TASK REQUIREMENTS —
An identical copy of the records below is the expected result.

Figure record extracts
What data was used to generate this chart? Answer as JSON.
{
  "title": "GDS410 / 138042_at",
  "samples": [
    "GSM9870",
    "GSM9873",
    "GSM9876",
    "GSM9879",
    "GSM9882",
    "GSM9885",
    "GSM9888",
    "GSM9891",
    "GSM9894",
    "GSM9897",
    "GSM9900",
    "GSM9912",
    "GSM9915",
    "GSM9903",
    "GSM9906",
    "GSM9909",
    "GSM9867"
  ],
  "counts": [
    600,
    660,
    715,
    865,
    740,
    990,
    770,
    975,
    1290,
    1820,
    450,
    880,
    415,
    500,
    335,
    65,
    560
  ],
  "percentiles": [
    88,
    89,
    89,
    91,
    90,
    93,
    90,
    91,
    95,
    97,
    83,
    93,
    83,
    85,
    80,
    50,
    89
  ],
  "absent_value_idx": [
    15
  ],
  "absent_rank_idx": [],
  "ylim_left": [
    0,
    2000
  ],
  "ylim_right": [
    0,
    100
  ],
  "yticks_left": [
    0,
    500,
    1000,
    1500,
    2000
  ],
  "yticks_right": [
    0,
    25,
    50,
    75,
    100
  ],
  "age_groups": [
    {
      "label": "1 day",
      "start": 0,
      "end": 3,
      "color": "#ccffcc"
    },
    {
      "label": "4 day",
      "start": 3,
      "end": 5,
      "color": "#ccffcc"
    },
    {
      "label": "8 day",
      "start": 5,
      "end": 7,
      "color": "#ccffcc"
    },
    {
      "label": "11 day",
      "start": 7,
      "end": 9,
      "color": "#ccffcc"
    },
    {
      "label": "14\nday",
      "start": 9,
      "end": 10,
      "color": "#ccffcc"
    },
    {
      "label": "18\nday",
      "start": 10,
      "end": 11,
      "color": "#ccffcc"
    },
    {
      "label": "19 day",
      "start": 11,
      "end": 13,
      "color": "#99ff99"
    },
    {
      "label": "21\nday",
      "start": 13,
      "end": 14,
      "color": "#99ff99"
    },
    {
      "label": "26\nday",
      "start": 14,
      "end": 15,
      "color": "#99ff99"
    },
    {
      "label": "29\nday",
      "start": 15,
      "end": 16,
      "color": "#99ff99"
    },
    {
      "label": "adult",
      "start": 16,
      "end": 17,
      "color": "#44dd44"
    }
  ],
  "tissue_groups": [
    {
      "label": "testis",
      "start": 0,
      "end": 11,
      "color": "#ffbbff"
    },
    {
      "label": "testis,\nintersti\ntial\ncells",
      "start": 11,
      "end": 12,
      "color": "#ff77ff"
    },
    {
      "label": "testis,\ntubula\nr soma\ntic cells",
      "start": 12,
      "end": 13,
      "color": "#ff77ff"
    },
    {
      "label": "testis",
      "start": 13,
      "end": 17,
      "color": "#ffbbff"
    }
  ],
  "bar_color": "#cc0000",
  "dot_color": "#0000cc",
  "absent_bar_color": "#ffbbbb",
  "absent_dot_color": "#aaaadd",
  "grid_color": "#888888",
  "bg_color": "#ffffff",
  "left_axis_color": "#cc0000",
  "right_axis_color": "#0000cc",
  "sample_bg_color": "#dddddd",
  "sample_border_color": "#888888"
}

SOLUTION —
What data was used to generate this chart? Answer as JSON.
{
  "title": "GDS410 / 138042_at",
  "samples": [
    "GSM9870",
    "GSM9873",
    "GSM9876",
    "GSM9879",
    "GSM9882",
    "GSM9885",
    "GSM9888",
    "GSM9891",
    "GSM9894",
    "GSM9897",
    "GSM9900",
    "GSM9912",
    "GSM9915",
    "GSM9903",
    "GSM9906",
    "GSM9909",
    "GSM9867"
  ],
  "counts": [
    600,
    660,
    715,
    865,
    740,
    990,
    770,
    975,
    1290,
    1820,
    450,
    880,
    415,
    500,
    335,
    65,
    560
  ],
  "percentiles": [
    88,
    89,
    89,
    91,
    90,
    93,
    90,
    91,
    95,
    97,
    83,
    93,
    83,
    85,
    80,
    50,
    89
  ],
  "absent_value_idx": [
    15
  ],
  "absent_rank_idx": [],
  "ylim_left": [
    0,
    2000
  ],
  "ylim_right": [
    0,
    100
  ],
  "yticks_left": [
    0,
    500,
    1000,
    1500,
    2000
  ],
  "yticks_right": [
    0,
    25,
    50,
    75,
    100
  ],
  "age_groups": [
    {
      "label": "1 day",
      "start": 0,
      "end": 3,
      "color": "#ccffcc"
    },
    {
      "label": "4 day",
      "start": 3,
      "end": 5,
      "color": "#ccffcc"
    },
    {
      "label": "8 day",
      "start": 5,
      "end": 7,
      "color": "#ccffcc"
    },
    {
      "label": "11 day",
      "start": 7,
      "end": 9,
      "color": "#ccffcc"
    },
    {
      "label": "14\nday",
      "start": 9,
      "end": 10,
      "color": "#ccffcc"
    },
    {
      "label": "18\nday",
      "start": 10,
      "end": 11,
      "color": "#ccffcc"
    },
    {
      "label": "19 day",
      "start": 11,
      "end": 13,
      "color": "#99ff99"
    },
    {
      "label": "21\nday",
      "start": 13,
      "end": 14,
      "color": "#99ff99"
    },
    {
      "label": "26\nday",
      "start": 14,
      "end": 15,
      "color": "#99ff99"
    },
    {
      "label": "29\nday",
      "start": 15,
      "end": 16,
      "color": "#99ff99"
    },
    {
      "label": "adult",
      "start": 16,
      "end": 17,
      "color": "#44dd44"
    }
  ],
  "tissue_groups": [
    {
      "label": "testis",
      "start": 0,
      "end": 11,
      "color": "#ffbbff"
    },
    {
      "label": "testis,\nintersti\ntial\ncells",
      "start": 11,
      "end": 12,
      "color": "#ff77ff"
    },
    {
      "label": "testis,\ntubula\nr soma\ntic cells",
      "start": 12,
      "end": 13,
      "color": "#ff77ff"
    },
    {
      "label": "testis",
      "start": 13,
      "end": 17,
      "color": "#ffbbff"
    }
  ],
  "bar_color": "#cc0000",
  "dot_color": "#0000cc",
  "absent_bar_color": "#ffbbbb",
  "absent_dot_color": "#aaaadd",
  "grid_color": "#888888",
  "bg_color": "#ffffff",
  "left_axis_color": "#cc0000",
  "right_axis_color": "#0000cc",
  "sample_bg_color": "#dddddd",
  "sample_border_color": "#888888"
}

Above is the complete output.